What is asked:
Type out the material below exactly.
start Information given
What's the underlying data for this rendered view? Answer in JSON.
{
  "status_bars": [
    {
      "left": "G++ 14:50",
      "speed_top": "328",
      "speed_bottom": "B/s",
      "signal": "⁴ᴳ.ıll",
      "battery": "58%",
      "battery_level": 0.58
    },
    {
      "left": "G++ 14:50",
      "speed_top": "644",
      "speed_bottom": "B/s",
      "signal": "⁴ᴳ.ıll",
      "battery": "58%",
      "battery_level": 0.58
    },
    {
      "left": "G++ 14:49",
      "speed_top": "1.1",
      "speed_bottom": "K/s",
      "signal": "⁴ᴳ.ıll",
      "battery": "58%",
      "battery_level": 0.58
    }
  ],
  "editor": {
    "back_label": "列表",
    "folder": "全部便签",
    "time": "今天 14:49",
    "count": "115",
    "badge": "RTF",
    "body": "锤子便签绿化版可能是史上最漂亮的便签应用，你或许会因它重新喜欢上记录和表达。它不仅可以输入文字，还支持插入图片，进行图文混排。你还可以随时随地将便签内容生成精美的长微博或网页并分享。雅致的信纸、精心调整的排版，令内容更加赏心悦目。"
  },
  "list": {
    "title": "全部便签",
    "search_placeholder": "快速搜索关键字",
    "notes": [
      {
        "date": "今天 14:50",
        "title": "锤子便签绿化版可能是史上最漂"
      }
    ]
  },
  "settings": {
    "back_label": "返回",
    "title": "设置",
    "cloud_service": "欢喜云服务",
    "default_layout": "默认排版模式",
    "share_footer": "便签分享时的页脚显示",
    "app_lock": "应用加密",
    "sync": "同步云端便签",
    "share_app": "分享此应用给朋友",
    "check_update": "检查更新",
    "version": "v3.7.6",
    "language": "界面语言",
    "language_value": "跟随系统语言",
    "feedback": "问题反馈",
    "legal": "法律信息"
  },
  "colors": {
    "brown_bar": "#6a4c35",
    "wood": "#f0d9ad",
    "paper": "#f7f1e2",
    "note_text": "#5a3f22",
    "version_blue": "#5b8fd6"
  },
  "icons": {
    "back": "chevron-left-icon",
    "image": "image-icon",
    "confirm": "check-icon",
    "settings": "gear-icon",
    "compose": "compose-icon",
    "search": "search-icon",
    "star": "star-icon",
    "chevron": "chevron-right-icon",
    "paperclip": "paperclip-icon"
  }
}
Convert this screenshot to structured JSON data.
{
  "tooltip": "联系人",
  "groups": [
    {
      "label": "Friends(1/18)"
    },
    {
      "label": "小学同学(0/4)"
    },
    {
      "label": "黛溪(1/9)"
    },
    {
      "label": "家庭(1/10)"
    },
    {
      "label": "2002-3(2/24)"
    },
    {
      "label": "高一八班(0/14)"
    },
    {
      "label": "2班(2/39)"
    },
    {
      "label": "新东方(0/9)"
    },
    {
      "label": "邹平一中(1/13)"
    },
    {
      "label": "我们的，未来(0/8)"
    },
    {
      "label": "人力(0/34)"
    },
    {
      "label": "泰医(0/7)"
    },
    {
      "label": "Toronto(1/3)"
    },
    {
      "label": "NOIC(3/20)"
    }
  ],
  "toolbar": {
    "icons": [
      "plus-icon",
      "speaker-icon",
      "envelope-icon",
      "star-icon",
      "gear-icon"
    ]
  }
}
end Information given
Answer:
What's the underlying data for this rendered view? Answer in JSON.
{
  "status_bars": [
    {
      "left": "G++ 14:50",
      "speed_top": "328",
      "speed_bottom": "B/s",
      "signal": "⁴ᴳ.ıll",
      "battery": "58%",
      "battery_level": 0.58
    },
    {
      "left": "G++ 14:50",
      "speed_top": "644",
      "speed_bottom": "B/s",
      "signal": "⁴ᴳ.ıll",
      "battery": "58%",
      "battery_level": 0.58
    },
    {
      "left": "G++ 14:49",
      "speed_top": "1.1",
      "speed_bottom": "K/s",
      "signal": "⁴ᴳ.ıll",
      "battery": "58%",
      "battery_level": 0.58
    }
  ],
  "editor": {
    "back_label": "列表",
    "folder": "全部便签",
    "time": "今天 14:49",
    "count": "115",
    "badge": "RTF",
    "body": "锤子便签绿化版可能是史上最漂亮的便签应用，你或许会因它重新喜欢上记录和表达。它不仅可以输入文字，还支持插入图片，进行图文混排。你还可以随时随地将便签内容生成精美的长微博或网页并分享。雅致的信纸、精心调整的排版，令内容更加赏心悦目。"
  },
  "list": {
    "title": "全部便签",
    "search_placeholder": "快速搜索关键字",
    "notes": [
      {
        "date": "今天 14:50",
        "title": "锤子便签绿化版可能是史上最漂"
      }
    ]
  },
  "settings": {
    "back_label": "返回",
    "title": "设置",
    "cloud_service": "欢喜云服务",
    "default_layout": "默认排版模式",
    "share_footer": "便签分享时的页脚显示",
    "app_lock": "应用加密",
    "sync": "同步云端便签",
    "share_app": "分享此应用给朋友",
    "check_update": "检查更新",
    "version": "v3.7.6",
    "language": "界面语言",
    "language_value": "跟随系统语言",
    "feedback": "问题反馈",
    "legal": "法律信息"
  },
  "colors": {
    "brown_bar": "#6a4c35",
    "wood": "#f0d9ad",
    "paper": "#f7f1e2",
    "note_text": "#5a3f22",
    "version_blue": "#5b8fd6"
  },
  "icons": {
    "back": "chevron-left-icon",
    "image": "image-icon",
    "confirm": "check-icon",
    "settings": "gear-icon",
    "compose": "compose-icon",
    "search": "search-icon",
    "star": "star-icon",
    "chevron": "chevron-right-icon",
    "paperclip": "paperclip-icon"
  }
}
Convert this screenshot to structured JSON data.
{
  "tooltip": "联系人",
  "groups": [
    {
      "label": "Friends(1/18)"
    },
    {
      "label": "小学同学(0/4)"
    },
    {
      "label": "黛溪(1/9)"
    },
    {
      "label": "家庭(1/10)"
    },
    {
      "label": "2002-3(2/24)"
    },
    {
      "label": "高一八班(0/14)"
    },
    {
      "label": "2班(2/39)"
    },
    {
      "label": "新东方(0/9)"
    },
    {
      "label": "邹平一中(1/13)"
    },
    {
      "label": "我们的，未来(0/8)"
    },
    {
      "label": "人力(0/34)"
    },
    {
      "label": "泰医(0/7)"
    },
    {
      "label": "Toronto(1/3)"
    },
    {
      "label": "NOIC(3/20)"
    }
  ],
  "toolbar": {
    "icons": [
      "plus-icon",
      "speaker-icon",
      "envelope-icon",
      "star-icon",
      "gear-icon"
    ]
  }
}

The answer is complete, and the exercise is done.